**Goal:** Provide an exact copy of the data, excluding the images.

[Saved data entries]
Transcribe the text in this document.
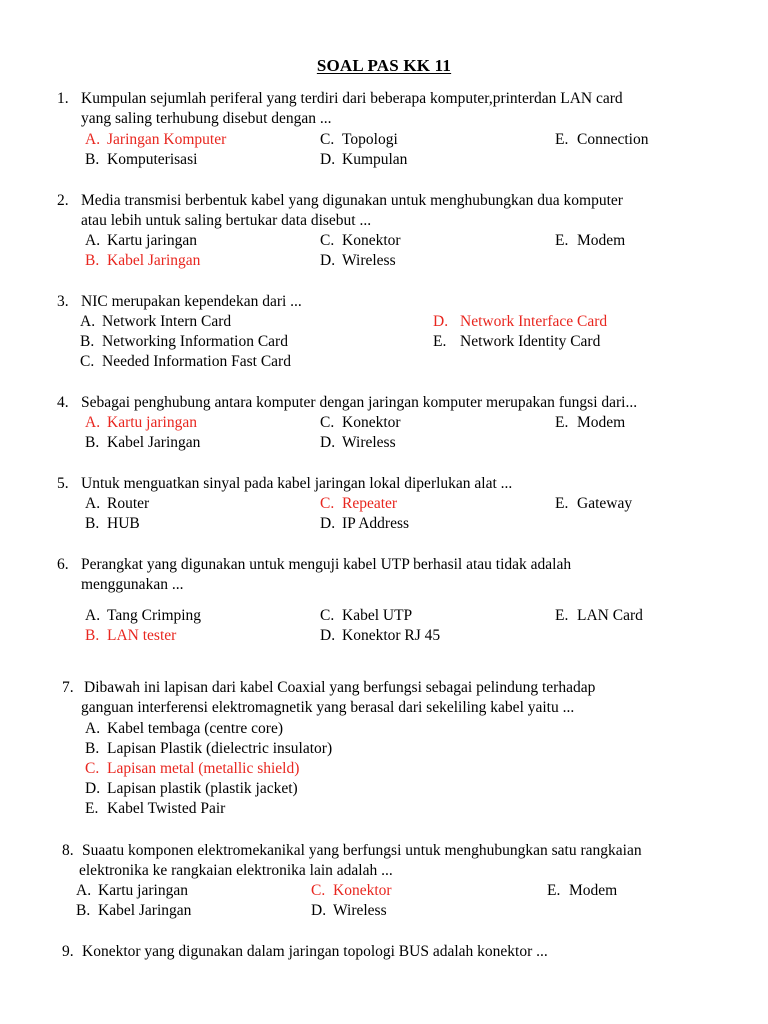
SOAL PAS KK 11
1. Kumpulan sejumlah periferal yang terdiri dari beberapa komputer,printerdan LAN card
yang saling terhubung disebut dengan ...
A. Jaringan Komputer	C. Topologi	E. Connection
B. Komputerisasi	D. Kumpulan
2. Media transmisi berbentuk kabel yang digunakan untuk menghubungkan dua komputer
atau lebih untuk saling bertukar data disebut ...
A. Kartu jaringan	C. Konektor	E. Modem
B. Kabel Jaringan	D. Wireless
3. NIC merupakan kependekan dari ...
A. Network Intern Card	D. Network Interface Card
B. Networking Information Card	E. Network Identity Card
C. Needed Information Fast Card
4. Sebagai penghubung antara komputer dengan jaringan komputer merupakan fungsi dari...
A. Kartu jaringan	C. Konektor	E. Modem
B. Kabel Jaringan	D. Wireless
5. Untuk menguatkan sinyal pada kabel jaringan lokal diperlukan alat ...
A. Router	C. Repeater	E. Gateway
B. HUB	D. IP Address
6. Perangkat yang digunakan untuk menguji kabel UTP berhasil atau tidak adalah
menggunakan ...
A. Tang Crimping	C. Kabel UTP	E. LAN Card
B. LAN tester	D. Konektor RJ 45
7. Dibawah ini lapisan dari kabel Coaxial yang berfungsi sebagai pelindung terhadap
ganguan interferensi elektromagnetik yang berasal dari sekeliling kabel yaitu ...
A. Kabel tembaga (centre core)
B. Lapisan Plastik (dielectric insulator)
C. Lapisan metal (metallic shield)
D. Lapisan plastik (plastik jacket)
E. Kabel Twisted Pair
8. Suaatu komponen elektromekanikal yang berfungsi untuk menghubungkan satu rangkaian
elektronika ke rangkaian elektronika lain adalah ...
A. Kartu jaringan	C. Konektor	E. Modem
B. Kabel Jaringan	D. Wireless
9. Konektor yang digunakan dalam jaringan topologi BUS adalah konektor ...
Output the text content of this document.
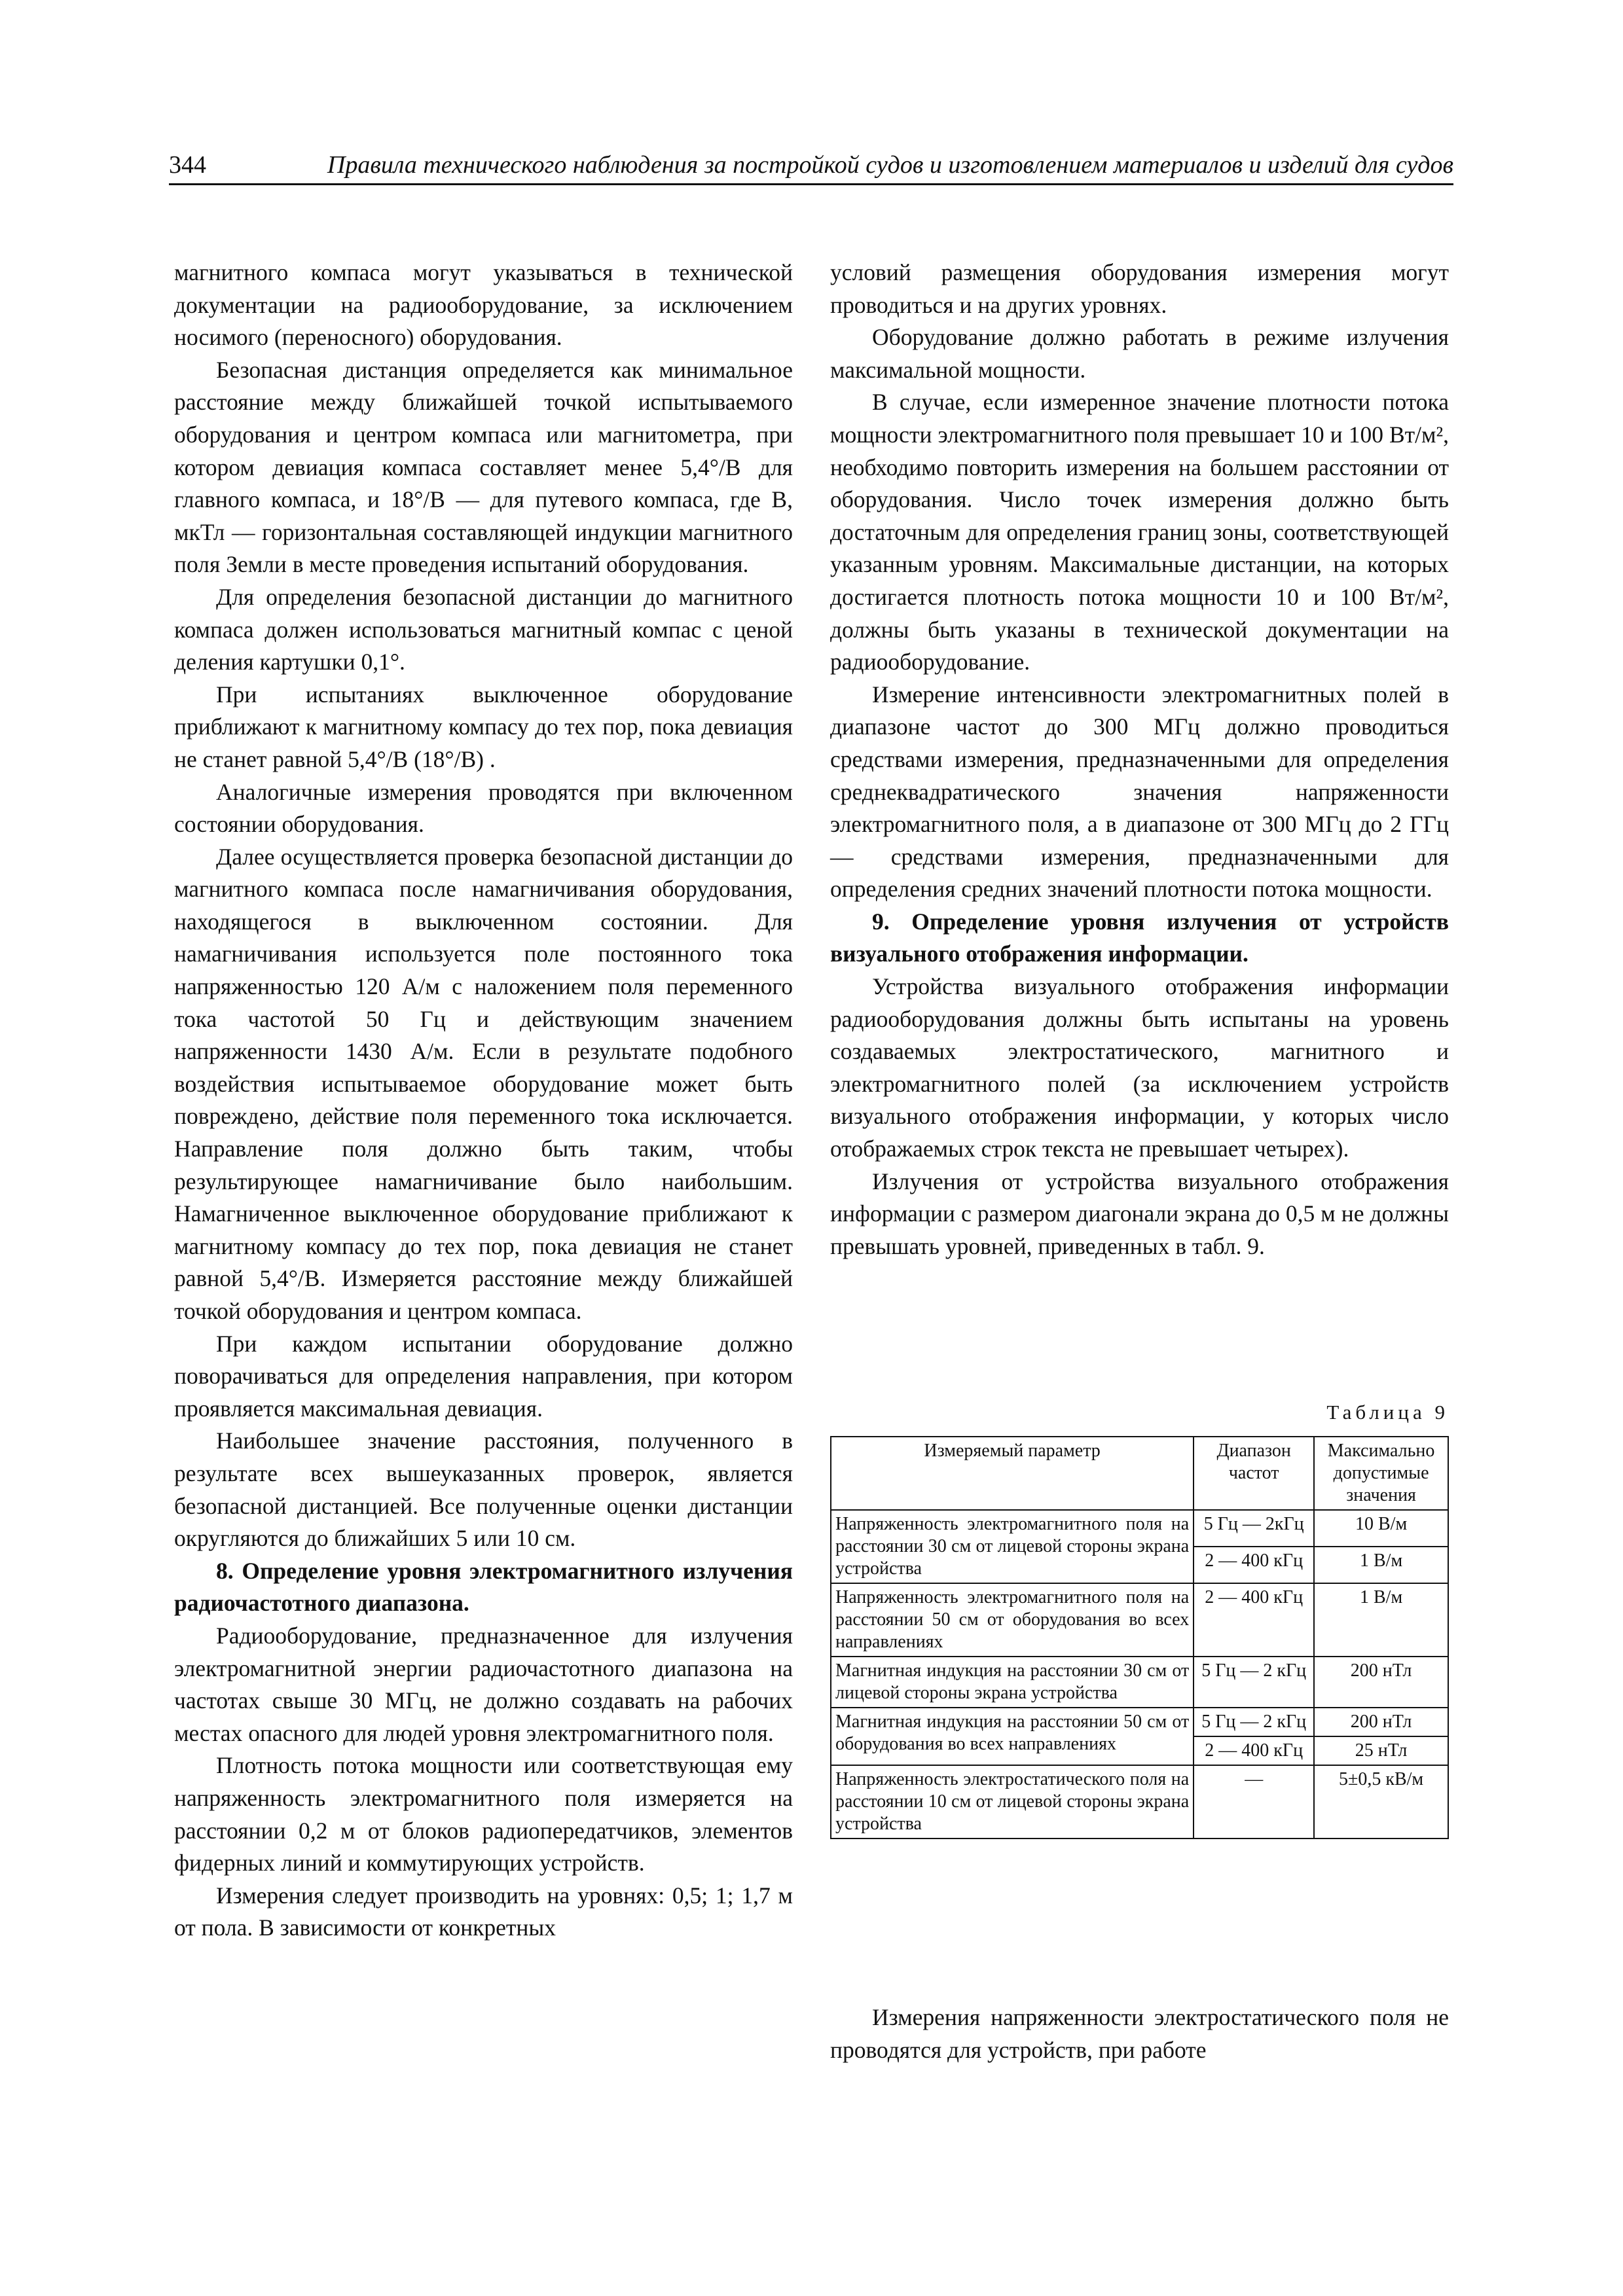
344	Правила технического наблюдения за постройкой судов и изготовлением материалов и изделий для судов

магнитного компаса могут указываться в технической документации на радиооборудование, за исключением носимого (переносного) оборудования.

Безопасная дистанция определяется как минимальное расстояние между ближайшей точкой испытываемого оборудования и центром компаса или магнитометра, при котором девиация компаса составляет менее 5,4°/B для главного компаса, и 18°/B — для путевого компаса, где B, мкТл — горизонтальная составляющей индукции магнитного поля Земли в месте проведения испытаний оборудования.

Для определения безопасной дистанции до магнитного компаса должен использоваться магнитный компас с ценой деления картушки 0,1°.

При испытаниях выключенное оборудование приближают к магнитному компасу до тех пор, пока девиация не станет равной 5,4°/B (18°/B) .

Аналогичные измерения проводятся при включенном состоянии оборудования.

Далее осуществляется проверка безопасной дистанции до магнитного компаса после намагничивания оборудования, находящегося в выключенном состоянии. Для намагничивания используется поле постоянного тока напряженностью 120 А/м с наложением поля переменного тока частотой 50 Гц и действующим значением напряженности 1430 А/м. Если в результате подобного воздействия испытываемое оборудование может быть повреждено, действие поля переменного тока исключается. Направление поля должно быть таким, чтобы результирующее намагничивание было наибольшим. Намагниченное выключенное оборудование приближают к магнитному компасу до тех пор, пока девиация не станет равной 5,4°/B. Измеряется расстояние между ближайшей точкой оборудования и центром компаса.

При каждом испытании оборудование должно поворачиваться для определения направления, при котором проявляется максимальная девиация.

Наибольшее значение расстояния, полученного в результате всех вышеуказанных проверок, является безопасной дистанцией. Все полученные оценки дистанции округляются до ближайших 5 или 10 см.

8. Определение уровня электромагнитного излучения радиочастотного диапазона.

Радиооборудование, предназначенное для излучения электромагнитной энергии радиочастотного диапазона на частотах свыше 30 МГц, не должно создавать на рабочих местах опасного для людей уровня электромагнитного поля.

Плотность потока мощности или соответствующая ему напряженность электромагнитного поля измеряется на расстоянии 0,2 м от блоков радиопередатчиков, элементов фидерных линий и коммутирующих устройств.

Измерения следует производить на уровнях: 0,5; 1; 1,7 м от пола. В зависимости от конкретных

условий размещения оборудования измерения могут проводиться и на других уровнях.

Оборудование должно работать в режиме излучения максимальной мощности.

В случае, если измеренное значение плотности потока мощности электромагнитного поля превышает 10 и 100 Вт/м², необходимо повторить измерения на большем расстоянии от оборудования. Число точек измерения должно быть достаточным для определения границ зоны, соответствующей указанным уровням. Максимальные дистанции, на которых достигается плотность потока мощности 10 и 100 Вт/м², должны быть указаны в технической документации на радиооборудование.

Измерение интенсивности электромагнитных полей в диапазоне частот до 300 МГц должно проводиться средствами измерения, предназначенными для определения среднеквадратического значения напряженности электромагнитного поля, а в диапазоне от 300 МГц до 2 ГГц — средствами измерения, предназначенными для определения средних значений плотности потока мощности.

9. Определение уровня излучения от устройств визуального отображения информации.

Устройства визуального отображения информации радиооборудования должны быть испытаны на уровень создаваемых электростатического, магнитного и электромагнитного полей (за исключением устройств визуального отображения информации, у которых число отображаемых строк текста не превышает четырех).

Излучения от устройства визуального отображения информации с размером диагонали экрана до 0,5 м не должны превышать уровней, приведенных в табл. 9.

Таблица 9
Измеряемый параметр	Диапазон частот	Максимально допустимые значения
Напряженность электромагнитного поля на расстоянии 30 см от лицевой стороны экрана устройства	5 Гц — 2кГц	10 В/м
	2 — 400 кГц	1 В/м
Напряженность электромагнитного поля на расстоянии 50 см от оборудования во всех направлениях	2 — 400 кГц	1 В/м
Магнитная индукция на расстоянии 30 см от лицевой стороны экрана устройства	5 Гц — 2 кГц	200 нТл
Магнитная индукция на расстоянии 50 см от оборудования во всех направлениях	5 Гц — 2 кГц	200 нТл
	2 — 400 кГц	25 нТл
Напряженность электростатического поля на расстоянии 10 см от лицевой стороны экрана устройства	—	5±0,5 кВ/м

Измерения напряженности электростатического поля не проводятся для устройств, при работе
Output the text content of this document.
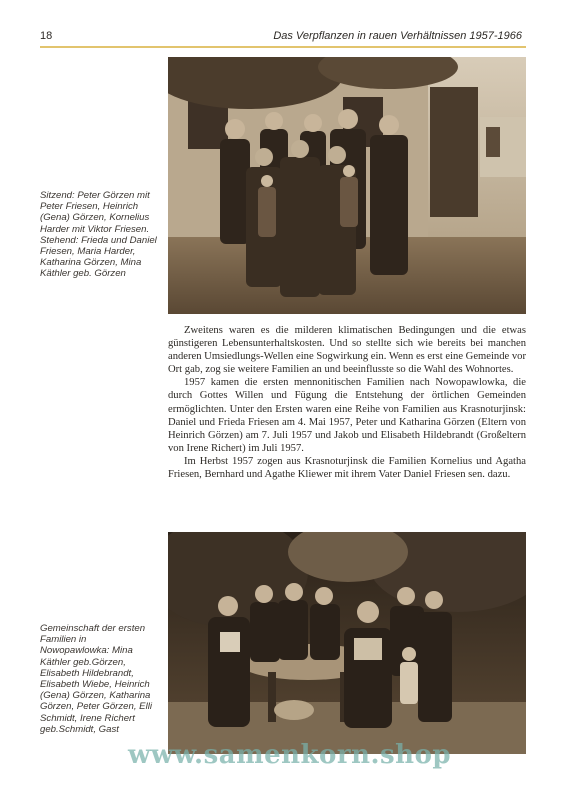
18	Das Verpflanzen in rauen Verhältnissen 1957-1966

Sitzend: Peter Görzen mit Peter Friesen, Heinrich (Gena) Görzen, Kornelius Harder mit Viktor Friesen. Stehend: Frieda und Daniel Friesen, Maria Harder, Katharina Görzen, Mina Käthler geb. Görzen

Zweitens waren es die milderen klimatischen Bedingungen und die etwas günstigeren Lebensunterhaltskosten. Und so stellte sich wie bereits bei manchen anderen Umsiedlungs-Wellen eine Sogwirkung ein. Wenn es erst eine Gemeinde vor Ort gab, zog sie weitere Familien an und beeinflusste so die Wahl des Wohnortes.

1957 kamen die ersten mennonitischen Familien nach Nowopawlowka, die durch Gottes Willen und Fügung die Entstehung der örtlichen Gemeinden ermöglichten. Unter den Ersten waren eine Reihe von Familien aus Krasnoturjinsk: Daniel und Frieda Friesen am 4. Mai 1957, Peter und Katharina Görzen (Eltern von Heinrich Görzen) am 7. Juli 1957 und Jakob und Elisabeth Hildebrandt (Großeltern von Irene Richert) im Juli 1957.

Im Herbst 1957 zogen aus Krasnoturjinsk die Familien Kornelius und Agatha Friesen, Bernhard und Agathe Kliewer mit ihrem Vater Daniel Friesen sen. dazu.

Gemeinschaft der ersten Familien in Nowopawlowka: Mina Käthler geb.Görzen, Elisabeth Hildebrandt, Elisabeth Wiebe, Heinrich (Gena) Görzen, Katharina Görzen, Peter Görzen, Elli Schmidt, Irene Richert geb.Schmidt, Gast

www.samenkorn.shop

**Worked solution:**
Transcribe the text in this document.
SOAL PAS KK 11
1. Kumpulan sejumlah periferal yang terdiri dari beberapa komputer,printerdan LAN card
yang saling terhubung disebut dengan ...
A. Jaringan Komputer	C. Topologi	E. Connection
B. Komputerisasi	D. Kumpulan
2. Media transmisi berbentuk kabel yang digunakan untuk menghubungkan dua komputer
atau lebih untuk saling bertukar data disebut ...
A. Kartu jaringan	C. Konektor	E. Modem
B. Kabel Jaringan	D. Wireless
3. NIC merupakan kependekan dari ...
A. Network Intern Card	D. Network Interface Card
B. Networking Information Card	E. Network Identity Card
C. Needed Information Fast Card
4. Sebagai penghubung antara komputer dengan jaringan komputer merupakan fungsi dari...
A. Kartu jaringan	C. Konektor	E. Modem
B. Kabel Jaringan	D. Wireless
5. Untuk menguatkan sinyal pada kabel jaringan lokal diperlukan alat ...
A. Router	C. Repeater	E. Gateway
B. HUB	D. IP Address
6. Perangkat yang digunakan untuk menguji kabel UTP berhasil atau tidak adalah
menggunakan ...
A. Tang Crimping	C. Kabel UTP	E. LAN Card
B. LAN tester	D. Konektor RJ 45
7. Dibawah ini lapisan dari kabel Coaxial yang berfungsi sebagai pelindung terhadap
ganguan interferensi elektromagnetik yang berasal dari sekeliling kabel yaitu ...
A. Kabel tembaga (centre core)
B. Lapisan Plastik (dielectric insulator)
C. Lapisan metal (metallic shield)
D. Lapisan plastik (plastik jacket)
E. Kabel Twisted Pair
8. Suaatu komponen elektromekanikal yang berfungsi untuk menghubungkan satu rangkaian
elektronika ke rangkaian elektronika lain adalah ...
A. Kartu jaringan	C. Konektor	E. Modem
B. Kabel Jaringan	D. Wireless
9. Konektor yang digunakan dalam jaringan topologi BUS adalah konektor ...
Output the text content of this document.
344	Правила технического наблюдения за постройкой судов и изготовлением материалов и изделий для судов

магнитного компаса могут указываться в технической документации на радиооборудование, за исключением носимого (переносного) оборудования.

Безопасная дистанция определяется как минимальное расстояние между ближайшей точкой испытываемого оборудования и центром компаса или магнитометра, при котором девиация компаса составляет менее 5,4°/B для главного компаса, и 18°/B — для путевого компаса, где B, мкТл — горизонтальная составляющей индукции магнитного поля Земли в месте проведения испытаний оборудования.

Для определения безопасной дистанции до магнитного компаса должен использоваться магнитный компас с ценой деления картушки 0,1°.

При испытаниях выключенное оборудование приближают к магнитному компасу до тех пор, пока девиация не станет равной 5,4°/B (18°/B) .

Аналогичные измерения проводятся при включенном состоянии оборудования.

Далее осуществляется проверка безопасной дистанции до магнитного компаса после намагничивания оборудования, находящегося в выключенном состоянии. Для намагничивания используется поле постоянного тока напряженностью 120 А/м с наложением поля переменного тока частотой 50 Гц и действующим значением напряженности 1430 А/м. Если в результате подобного воздействия испытываемое оборудование может быть повреждено, действие поля переменного тока исключается. Направление поля должно быть таким, чтобы результирующее намагничивание было наибольшим. Намагниченное выключенное оборудование приближают к магнитному компасу до тех пор, пока девиация не станет равной 5,4°/B. Измеряется расстояние между ближайшей точкой оборудования и центром компаса.

При каждом испытании оборудование должно поворачиваться для определения направления, при котором проявляется максимальная девиация.

Наибольшее значение расстояния, полученного в результате всех вышеуказанных проверок, является безопасной дистанцией. Все полученные оценки дистанции округляются до ближайших 5 или 10 см.

8. Определение уровня электромагнитного излучения радиочастотного диапазона.

Радиооборудование, предназначенное для излучения электромагнитной энергии радиочастотного диапазона на частотах свыше 30 МГц, не должно создавать на рабочих местах опасного для людей уровня электромагнитного поля.

Плотность потока мощности или соответствующая ему напряженность электромагнитного поля измеряется на расстоянии 0,2 м от блоков радиопередатчиков, элементов фидерных линий и коммутирующих устройств.

Измерения следует производить на уровнях: 0,5; 1; 1,7 м от пола. В зависимости от конкретных

условий размещения оборудования измерения могут проводиться и на других уровнях.

Оборудование должно работать в режиме излучения максимальной мощности.

В случае, если измеренное значение плотности потока мощности электромагнитного поля превышает 10 и 100 Вт/м², необходимо повторить измерения на большем расстоянии от оборудования. Число точек измерения должно быть достаточным для определения границ зоны, соответствующей указанным уровням. Максимальные дистанции, на которых достигается плотность потока мощности 10 и 100 Вт/м², должны быть указаны в технической документации на радиооборудование.

Измерение интенсивности электромагнитных полей в диапазоне частот до 300 МГц должно проводиться средствами измерения, предназначенными для определения среднеквадратического значения напряженности электромагнитного поля, а в диапазоне от 300 МГц до 2 ГГц — средствами измерения, предназначенными для определения средних значений плотности потока мощности.

9. Определение уровня излучения от устройств визуального отображения информации.

Устройства визуального отображения информации радиооборудования должны быть испытаны на уровень создаваемых электростатического, магнитного и электромагнитного полей (за исключением устройств визуального отображения информации, у которых число отображаемых строк текста не превышает четырех).

Излучения от устройства визуального отображения информации с размером диагонали экрана до 0,5 м не должны превышать уровней, приведенных в табл. 9.

Таблица 9
Измеряемый параметр	Диапазон частот	Максимально допустимые значения
Напряженность электромагнитного поля на расстоянии 30 см от лицевой стороны экрана устройства	5 Гц — 2кГц	10 В/м
	2 — 400 кГц	1 В/м
Напряженность электромагнитного поля на расстоянии 50 см от оборудования во всех направлениях	2 — 400 кГц	1 В/м
Магнитная индукция на расстоянии 30 см от лицевой стороны экрана устройства	5 Гц — 2 кГц	200 нТл
Магнитная индукция на расстоянии 50 см от оборудования во всех направлениях	5 Гц — 2 кГц	200 нТл
	2 — 400 кГц	25 нТл
Напряженность электростатического поля на расстоянии 10 см от лицевой стороны экрана устройства	—	5±0,5 кВ/м

Измерения напряженности электростатического поля не проводятся для устройств, при работе
Output the text content of this document.
18	Das Verpflanzen in rauen Verhältnissen 1957-1966

Sitzend: Peter Görzen mit Peter Friesen, Heinrich (Gena) Görzen, Kornelius Harder mit Viktor Friesen. Stehend: Frieda und Daniel Friesen, Maria Harder, Katharina Görzen, Mina Käthler geb. Görzen

Zweitens waren es die milderen klimatischen Bedingungen und die etwas günstigeren Lebensunterhaltskosten. Und so stellte sich wie bereits bei manchen anderen Umsiedlungs-Wellen eine Sogwirkung ein. Wenn es erst eine Gemeinde vor Ort gab, zog sie weitere Familien an und beeinflusste so die Wahl des Wohnortes.

1957 kamen die ersten mennonitischen Familien nach Nowopawlowka, die durch Gottes Willen und Fügung die Entstehung der örtlichen Gemeinden ermöglichten. Unter den Ersten waren eine Reihe von Familien aus Krasnoturjinsk: Daniel und Frieda Friesen am 4. Mai 1957, Peter und Katharina Görzen (Eltern von Heinrich Görzen) am 7. Juli 1957 und Jakob und Elisabeth Hildebrandt (Großeltern von Irene Richert) im Juli 1957.

Im Herbst 1957 zogen aus Krasnoturjinsk die Familien Kornelius und Agatha Friesen, Bernhard und Agathe Kliewer mit ihrem Vater Daniel Friesen sen. dazu.

Gemeinschaft der ersten Familien in Nowopawlowka: Mina Käthler geb.Görzen, Elisabeth Hildebrandt, Elisabeth Wiebe, Heinrich (Gena) Görzen, Katharina Görzen, Peter Görzen, Elli Schmidt, Irene Richert geb.Schmidt, Gast

www.samenkorn.shop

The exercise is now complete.